▶ [INPUT DATA]
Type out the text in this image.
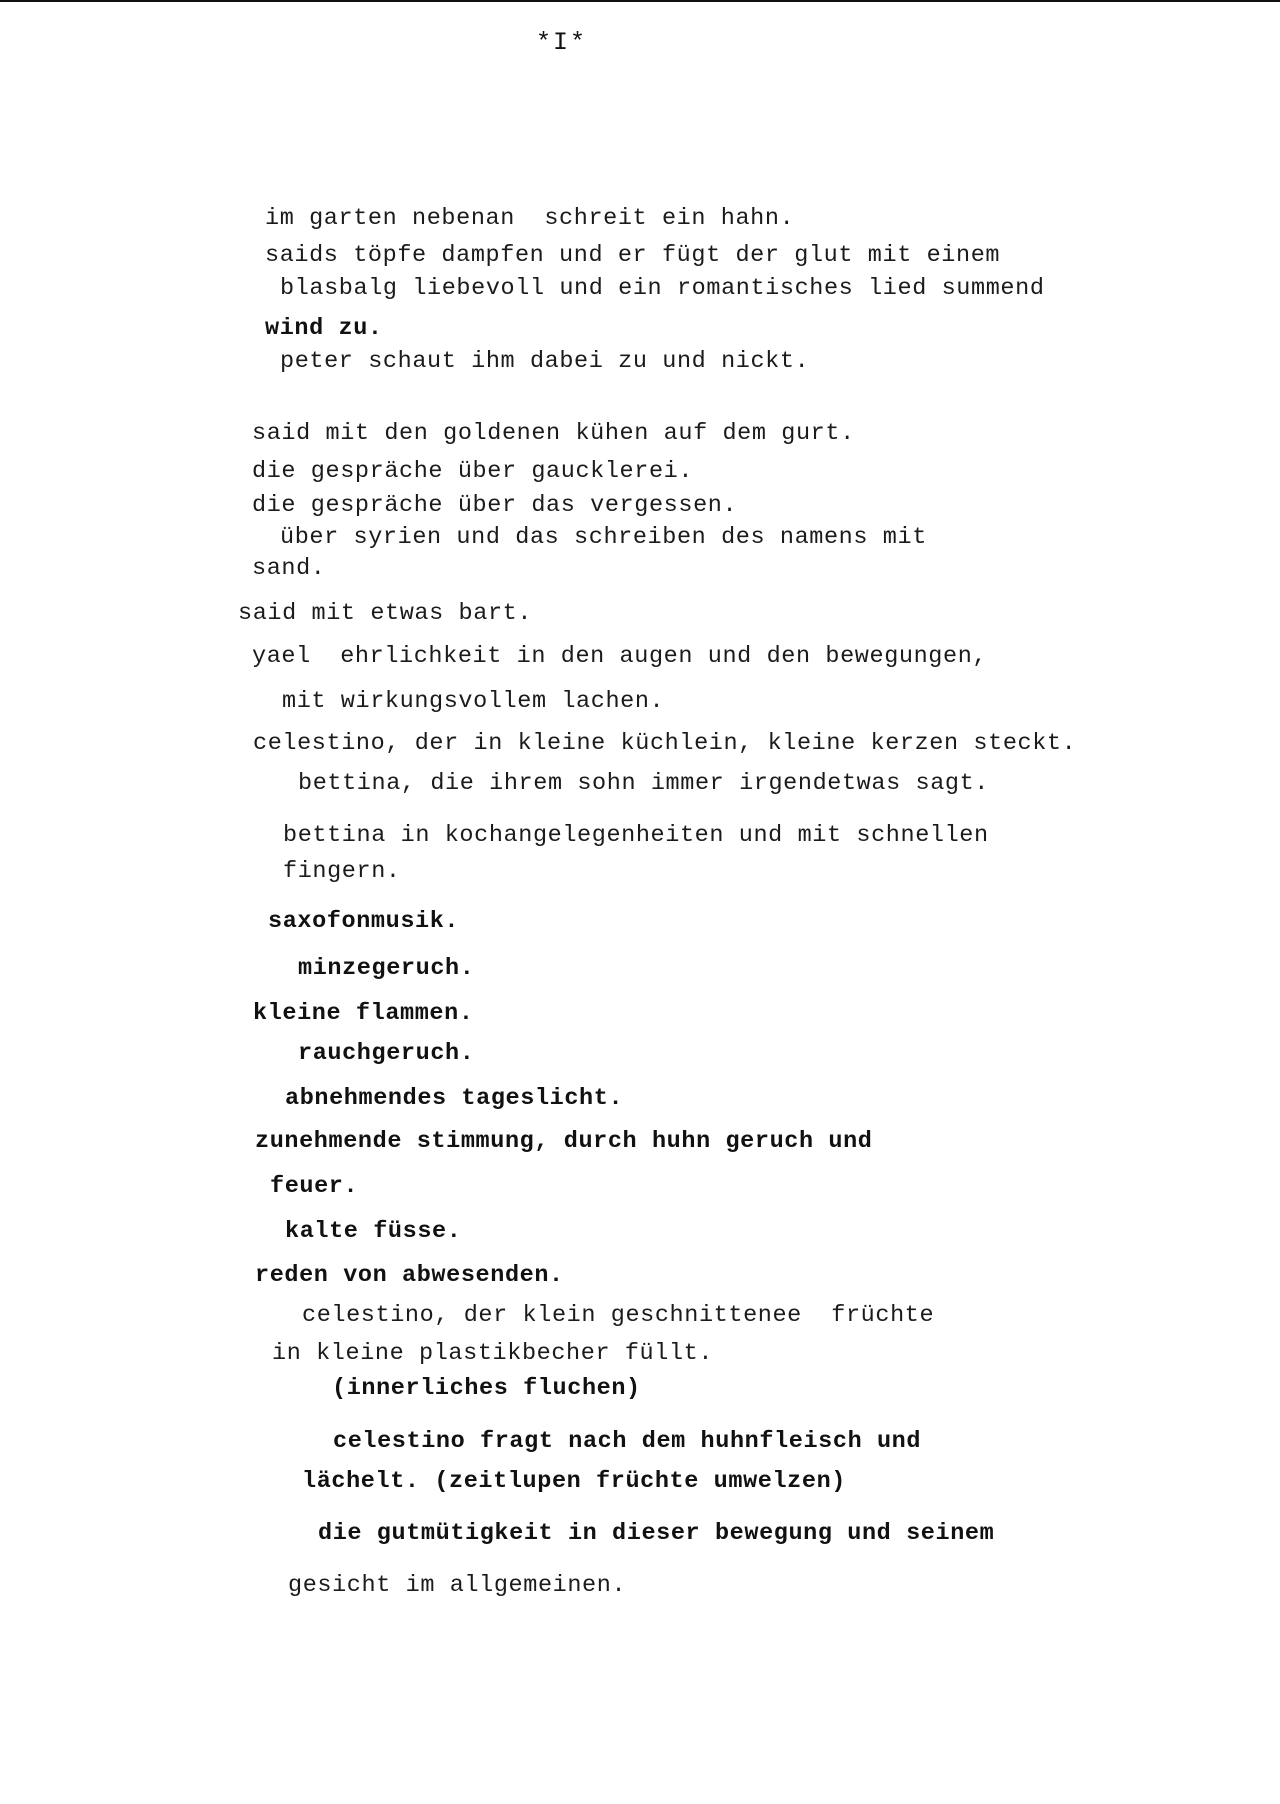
*I*
im garten nebenan  schreit ein hahn.
saids töpfe dampfen und er fügt der glut mit einem
blasbalg liebevoll und ein romantisches lied summend
wind zu.
peter schaut ihm dabei zu und nickt.
said mit den goldenen kühen auf dem gurt.
die gespräche über gaucklerei.
die gespräche über das vergessen.
über syrien und das schreiben des namens mit
sand.
said mit etwas bart.
yael  ehrlichkeit in den augen und den bewegungen,
mit wirkungsvollem lachen.
celestino, der in kleine küchlein, kleine kerzen steckt.
bettina, die ihrem sohn immer irgendetwas sagt.
bettina in kochangelegenheiten und mit schnellen
fingern.
saxofonmusik.
minzegeruch.
kleine flammen.
rauchgeruch.
abnehmendes tageslicht.
zunehmende stimmung, durch huhn geruch und
feuer.
kalte füsse.
reden von abwesenden.
celestino, der klein geschnittenee  früchte
in kleine plastikbecher füllt.
(innerliches fluchen)
celestino fragt nach dem huhnfleisch und
lächelt. (zeitlupen früchte umwelzen)
die gutmütigkeit in dieser bewegung und seinem
gesicht im allgemeinen.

▶ [WHAT IS NEEDED] Without the pictures, print the whole listing exactly as given.

▶ [TASK ANSWER]
Type out the text in this image.
*I*
im garten nebenan  schreit ein hahn.
saids töpfe dampfen und er fügt der glut mit einem
blasbalg liebevoll und ein romantisches lied summend
wind zu.
peter schaut ihm dabei zu und nickt.
said mit den goldenen kühen auf dem gurt.
die gespräche über gaucklerei.
die gespräche über das vergessen.
über syrien und das schreiben des namens mit
sand.
said mit etwas bart.
yael  ehrlichkeit in den augen und den bewegungen,
mit wirkungsvollem lachen.
celestino, der in kleine küchlein, kleine kerzen steckt.
bettina, die ihrem sohn immer irgendetwas sagt.
bettina in kochangelegenheiten und mit schnellen
fingern.
saxofonmusik.
minzegeruch.
kleine flammen.
rauchgeruch.
abnehmendes tageslicht.
zunehmende stimmung, durch huhn geruch und
feuer.
kalte füsse.
reden von abwesenden.
celestino, der klein geschnittenee  früchte
in kleine plastikbecher füllt.
(innerliches fluchen)
celestino fragt nach dem huhnfleisch und
lächelt. (zeitlupen früchte umwelzen)
die gutmütigkeit in dieser bewegung und seinem
gesicht im allgemeinen.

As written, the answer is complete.